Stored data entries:
● ● ● ●

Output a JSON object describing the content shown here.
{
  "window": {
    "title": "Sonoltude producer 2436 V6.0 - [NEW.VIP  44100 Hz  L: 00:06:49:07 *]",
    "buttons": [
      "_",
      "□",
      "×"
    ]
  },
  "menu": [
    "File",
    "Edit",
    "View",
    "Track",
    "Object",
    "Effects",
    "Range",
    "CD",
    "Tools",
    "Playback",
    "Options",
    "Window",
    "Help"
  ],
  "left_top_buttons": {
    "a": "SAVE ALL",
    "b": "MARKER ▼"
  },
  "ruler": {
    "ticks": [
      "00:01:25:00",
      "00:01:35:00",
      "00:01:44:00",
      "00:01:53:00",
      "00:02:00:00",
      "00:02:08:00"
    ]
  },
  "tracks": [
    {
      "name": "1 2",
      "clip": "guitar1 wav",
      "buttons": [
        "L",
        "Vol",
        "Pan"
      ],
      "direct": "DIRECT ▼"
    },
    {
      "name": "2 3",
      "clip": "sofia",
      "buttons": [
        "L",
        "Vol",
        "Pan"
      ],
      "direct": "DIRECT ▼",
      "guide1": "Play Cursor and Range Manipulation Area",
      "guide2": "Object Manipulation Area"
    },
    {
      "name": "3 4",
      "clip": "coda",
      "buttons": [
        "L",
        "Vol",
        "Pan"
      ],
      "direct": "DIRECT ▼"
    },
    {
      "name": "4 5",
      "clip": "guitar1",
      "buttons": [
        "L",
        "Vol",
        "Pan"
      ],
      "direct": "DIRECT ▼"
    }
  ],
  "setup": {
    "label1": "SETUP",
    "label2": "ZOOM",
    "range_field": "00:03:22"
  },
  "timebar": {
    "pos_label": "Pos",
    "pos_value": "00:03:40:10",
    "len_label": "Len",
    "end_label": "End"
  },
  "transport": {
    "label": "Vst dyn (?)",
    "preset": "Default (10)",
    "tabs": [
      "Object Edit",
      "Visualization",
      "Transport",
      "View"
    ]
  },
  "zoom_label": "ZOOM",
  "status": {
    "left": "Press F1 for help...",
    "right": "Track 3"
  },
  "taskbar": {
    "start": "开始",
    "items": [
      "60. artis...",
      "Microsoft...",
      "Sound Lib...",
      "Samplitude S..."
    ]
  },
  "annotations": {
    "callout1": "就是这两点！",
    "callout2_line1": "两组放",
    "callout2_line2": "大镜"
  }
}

● ● ● ●

TASK TO COMPLETE: Here, the records must be output exactly and in full.

SOLUTION TO THIS TASK:
Output a JSON object describing the content shown here.
{
  "window": {
    "title": "Sonoltude producer 2436 V6.0 - [NEW.VIP  44100 Hz  L: 00:06:49:07 *]",
    "buttons": [
      "_",
      "□",
      "×"
    ]
  },
  "menu": [
    "File",
    "Edit",
    "View",
    "Track",
    "Object",
    "Effects",
    "Range",
    "CD",
    "Tools",
    "Playback",
    "Options",
    "Window",
    "Help"
  ],
  "left_top_buttons": {
    "a": "SAVE ALL",
    "b": "MARKER ▼"
  },
  "ruler": {
    "ticks": [
      "00:01:25:00",
      "00:01:35:00",
      "00:01:44:00",
      "00:01:53:00",
      "00:02:00:00",
      "00:02:08:00"
    ]
  },
  "tracks": [
    {
      "name": "1 2",
      "clip": "guitar1 wav",
      "buttons": [
        "L",
        "Vol",
        "Pan"
      ],
      "direct": "DIRECT ▼"
    },
    {
      "name": "2 3",
      "clip": "sofia",
      "buttons": [
        "L",
        "Vol",
        "Pan"
      ],
      "direct": "DIRECT ▼",
      "guide1": "Play Cursor and Range Manipulation Area",
      "guide2": "Object Manipulation Area"
    },
    {
      "name": "3 4",
      "clip": "coda",
      "buttons": [
        "L",
        "Vol",
        "Pan"
      ],
      "direct": "DIRECT ▼"
    },
    {
      "name": "4 5",
      "clip": "guitar1",
      "buttons": [
        "L",
        "Vol",
        "Pan"
      ],
      "direct": "DIRECT ▼"
    }
  ],
  "setup": {
    "label1": "SETUP",
    "label2": "ZOOM",
    "range_field": "00:03:22"
  },
  "timebar": {
    "pos_label": "Pos",
    "pos_value": "00:03:40:10",
    "len_label": "Len",
    "end_label": "End"
  },
  "transport": {
    "label": "Vst dyn (?)",
    "preset": "Default (10)",
    "tabs": [
      "Object Edit",
      "Visualization",
      "Transport",
      "View"
    ]
  },
  "zoom_label": "ZOOM",
  "status": {
    "left": "Press F1 for help...",
    "right": "Track 3"
  },
  "taskbar": {
    "start": "开始",
    "items": [
      "60. artis...",
      "Microsoft...",
      "Sound Lib...",
      "Samplitude S..."
    ]
  },
  "annotations": {
    "callout1": "就是这两点！",
    "callout2_line1": "两组放",
    "callout2_line2": "大镜"
  }
}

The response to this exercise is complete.